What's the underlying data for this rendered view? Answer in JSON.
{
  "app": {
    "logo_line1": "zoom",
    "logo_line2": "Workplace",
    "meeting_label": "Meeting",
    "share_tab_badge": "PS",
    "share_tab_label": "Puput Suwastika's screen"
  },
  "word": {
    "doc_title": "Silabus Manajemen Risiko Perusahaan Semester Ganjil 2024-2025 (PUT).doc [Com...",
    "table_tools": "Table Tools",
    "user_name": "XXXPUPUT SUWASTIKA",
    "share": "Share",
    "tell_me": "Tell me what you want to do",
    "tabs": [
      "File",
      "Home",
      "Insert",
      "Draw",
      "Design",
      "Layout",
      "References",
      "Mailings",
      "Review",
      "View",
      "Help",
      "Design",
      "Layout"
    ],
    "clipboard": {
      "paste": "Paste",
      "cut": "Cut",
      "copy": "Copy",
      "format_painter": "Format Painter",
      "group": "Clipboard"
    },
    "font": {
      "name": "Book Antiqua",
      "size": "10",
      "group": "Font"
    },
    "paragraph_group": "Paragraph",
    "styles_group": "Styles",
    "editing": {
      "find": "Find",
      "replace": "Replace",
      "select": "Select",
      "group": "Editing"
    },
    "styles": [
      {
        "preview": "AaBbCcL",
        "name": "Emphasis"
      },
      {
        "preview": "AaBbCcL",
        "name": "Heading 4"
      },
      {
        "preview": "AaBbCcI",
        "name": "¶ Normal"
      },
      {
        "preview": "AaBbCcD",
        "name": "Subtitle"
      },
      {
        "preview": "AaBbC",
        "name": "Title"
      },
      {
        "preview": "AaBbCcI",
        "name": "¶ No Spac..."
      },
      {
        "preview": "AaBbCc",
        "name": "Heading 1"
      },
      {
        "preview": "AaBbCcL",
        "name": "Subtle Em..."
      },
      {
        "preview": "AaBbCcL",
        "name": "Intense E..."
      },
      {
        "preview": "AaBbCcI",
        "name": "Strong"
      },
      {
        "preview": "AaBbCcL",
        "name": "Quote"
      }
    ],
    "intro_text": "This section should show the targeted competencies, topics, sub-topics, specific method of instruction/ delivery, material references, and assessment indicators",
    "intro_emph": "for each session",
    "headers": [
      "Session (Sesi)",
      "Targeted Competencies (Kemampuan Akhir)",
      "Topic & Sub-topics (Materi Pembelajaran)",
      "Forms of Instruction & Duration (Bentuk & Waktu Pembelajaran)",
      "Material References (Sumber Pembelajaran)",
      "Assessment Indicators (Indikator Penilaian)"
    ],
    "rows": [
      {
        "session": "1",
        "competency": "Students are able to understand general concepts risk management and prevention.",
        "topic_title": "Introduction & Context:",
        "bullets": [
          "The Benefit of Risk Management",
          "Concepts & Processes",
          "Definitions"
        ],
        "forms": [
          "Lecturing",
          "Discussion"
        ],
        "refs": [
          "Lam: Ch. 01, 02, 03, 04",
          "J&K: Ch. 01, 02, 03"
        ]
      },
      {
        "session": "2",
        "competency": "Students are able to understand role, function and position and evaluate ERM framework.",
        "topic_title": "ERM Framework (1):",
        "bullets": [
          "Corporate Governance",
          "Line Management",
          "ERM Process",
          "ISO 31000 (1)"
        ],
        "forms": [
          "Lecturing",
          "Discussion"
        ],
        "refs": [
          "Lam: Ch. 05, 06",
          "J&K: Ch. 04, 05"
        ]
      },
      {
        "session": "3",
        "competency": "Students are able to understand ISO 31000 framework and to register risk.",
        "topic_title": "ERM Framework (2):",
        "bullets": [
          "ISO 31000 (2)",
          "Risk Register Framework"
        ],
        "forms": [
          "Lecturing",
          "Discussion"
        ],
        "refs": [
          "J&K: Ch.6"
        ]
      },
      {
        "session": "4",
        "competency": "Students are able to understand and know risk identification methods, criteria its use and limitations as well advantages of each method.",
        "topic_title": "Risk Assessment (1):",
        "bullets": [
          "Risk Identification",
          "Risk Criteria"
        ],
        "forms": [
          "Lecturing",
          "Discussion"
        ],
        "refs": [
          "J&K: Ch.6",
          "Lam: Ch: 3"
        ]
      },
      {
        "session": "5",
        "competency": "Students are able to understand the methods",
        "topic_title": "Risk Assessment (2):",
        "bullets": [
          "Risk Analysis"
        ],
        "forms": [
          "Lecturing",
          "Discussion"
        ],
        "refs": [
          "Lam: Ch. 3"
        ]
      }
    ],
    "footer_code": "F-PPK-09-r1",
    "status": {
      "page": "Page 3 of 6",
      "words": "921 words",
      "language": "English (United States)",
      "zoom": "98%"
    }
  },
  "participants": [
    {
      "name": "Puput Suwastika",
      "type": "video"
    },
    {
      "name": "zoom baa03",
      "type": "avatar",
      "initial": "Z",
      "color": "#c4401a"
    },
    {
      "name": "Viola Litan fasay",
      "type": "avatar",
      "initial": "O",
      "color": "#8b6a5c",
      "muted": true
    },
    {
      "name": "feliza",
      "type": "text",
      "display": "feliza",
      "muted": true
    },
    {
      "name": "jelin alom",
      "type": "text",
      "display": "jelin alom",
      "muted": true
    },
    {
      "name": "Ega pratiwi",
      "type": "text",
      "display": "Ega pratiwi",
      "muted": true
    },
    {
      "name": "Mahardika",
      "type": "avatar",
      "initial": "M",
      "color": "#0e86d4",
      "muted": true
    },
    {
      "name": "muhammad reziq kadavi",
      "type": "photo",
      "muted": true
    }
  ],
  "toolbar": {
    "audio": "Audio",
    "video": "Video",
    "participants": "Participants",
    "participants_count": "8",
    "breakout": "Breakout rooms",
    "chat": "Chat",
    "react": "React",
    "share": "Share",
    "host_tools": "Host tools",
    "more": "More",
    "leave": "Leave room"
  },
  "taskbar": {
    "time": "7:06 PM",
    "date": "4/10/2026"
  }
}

Required task: Count the lines above in which the word "Pembelajaran" appears, then state only that count.

Answer to this problem: 3